**WHAT THIS TASK INVOLVES**.
Wherever the word "Omicron" shows up in a line, please copy that line.

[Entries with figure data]
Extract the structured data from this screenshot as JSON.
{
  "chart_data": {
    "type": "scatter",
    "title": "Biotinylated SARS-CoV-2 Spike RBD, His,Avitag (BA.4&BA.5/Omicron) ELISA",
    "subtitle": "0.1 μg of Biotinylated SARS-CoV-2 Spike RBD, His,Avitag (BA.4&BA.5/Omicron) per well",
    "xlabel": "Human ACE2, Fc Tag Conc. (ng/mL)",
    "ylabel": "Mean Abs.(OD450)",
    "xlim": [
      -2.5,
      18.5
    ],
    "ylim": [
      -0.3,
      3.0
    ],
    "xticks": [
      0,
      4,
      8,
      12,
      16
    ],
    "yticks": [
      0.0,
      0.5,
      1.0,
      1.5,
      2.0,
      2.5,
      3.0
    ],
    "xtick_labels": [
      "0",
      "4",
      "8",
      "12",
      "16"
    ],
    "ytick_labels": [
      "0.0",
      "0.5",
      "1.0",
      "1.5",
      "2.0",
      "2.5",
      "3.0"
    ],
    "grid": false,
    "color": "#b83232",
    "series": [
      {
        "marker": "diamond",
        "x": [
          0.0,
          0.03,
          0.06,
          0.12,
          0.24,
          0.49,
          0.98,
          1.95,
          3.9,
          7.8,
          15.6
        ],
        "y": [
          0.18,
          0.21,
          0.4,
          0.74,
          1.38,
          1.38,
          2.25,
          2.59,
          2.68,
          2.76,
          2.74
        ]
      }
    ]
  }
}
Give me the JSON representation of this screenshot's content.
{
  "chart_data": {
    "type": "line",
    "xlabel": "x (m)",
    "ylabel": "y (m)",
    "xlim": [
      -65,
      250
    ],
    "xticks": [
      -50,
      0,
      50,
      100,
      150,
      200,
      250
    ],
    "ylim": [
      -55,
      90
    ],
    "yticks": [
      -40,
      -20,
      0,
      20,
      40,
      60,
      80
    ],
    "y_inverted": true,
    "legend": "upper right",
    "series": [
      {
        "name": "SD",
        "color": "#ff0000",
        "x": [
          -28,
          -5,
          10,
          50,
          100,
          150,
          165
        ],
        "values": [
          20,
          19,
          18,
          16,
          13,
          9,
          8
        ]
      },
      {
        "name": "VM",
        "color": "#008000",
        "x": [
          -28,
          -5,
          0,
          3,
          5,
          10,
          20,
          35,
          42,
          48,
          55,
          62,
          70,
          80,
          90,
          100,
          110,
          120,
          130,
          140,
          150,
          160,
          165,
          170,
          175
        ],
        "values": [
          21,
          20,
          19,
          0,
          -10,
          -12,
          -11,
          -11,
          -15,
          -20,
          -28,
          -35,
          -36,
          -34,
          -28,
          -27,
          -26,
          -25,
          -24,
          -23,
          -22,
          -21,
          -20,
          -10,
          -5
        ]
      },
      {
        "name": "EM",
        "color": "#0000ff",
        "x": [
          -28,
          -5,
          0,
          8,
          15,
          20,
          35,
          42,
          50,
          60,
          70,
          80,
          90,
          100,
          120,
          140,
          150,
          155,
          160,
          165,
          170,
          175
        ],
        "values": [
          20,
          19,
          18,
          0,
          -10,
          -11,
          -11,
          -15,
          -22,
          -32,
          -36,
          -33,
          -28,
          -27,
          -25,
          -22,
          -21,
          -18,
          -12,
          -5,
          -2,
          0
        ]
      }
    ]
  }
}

...

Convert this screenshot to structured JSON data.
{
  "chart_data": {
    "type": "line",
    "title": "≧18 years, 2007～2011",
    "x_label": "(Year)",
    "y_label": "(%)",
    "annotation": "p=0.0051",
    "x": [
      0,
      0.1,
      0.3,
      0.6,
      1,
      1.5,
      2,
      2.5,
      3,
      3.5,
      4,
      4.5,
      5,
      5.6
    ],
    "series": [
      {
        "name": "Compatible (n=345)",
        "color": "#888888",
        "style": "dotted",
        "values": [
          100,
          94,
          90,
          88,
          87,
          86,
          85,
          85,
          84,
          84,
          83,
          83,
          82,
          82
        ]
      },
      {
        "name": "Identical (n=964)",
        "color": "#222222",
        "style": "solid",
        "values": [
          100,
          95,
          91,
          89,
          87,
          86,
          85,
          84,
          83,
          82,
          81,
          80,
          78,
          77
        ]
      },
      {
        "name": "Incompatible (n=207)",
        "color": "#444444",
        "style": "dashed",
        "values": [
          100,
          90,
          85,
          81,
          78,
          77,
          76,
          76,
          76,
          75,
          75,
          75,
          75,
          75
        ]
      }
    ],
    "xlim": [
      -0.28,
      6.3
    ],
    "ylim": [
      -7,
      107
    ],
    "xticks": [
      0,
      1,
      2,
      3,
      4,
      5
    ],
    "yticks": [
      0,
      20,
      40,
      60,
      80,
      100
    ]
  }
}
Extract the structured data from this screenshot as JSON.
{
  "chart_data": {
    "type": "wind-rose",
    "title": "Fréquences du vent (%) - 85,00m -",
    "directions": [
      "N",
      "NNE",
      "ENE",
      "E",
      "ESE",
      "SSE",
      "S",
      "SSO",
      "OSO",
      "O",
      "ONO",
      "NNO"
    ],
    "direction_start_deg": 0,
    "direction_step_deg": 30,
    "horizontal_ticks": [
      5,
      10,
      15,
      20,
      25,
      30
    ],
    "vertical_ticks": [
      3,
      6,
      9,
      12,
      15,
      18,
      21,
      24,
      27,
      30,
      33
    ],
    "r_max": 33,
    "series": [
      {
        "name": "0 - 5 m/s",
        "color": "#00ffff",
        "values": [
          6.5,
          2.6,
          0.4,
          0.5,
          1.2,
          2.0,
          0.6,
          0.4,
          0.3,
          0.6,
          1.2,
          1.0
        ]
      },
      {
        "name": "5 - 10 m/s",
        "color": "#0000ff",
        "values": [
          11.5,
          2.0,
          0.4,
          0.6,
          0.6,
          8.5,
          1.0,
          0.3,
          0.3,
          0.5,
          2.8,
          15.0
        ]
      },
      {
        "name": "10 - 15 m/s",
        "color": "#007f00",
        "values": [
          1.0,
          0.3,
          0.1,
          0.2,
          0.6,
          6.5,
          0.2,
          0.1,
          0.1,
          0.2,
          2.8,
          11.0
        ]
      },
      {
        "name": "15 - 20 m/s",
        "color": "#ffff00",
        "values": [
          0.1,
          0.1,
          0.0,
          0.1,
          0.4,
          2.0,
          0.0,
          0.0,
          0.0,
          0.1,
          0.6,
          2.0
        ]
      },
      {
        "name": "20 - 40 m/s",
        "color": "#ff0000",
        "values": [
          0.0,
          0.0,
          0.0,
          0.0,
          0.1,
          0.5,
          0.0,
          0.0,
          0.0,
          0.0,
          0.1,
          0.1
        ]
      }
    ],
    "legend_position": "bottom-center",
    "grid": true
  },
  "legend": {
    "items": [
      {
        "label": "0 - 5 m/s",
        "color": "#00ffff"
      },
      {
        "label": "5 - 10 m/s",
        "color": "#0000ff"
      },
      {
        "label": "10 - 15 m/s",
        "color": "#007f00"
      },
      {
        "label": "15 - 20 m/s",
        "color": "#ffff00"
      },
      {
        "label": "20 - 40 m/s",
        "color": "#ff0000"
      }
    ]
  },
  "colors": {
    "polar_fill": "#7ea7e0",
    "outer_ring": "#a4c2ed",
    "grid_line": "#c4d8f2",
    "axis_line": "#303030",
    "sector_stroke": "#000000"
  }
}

**FINAL ANSWER**.
    "title": "Biotinylated SARS-CoV-2 Spike RBD, His,Avitag (BA.4&BA.5/Omicron) ELISA",
    "subtitle": "0.1 μg of Biotinylated SARS-CoV-2 Spike RBD, His,Avitag (BA.4&BA.5/Omicron) per well",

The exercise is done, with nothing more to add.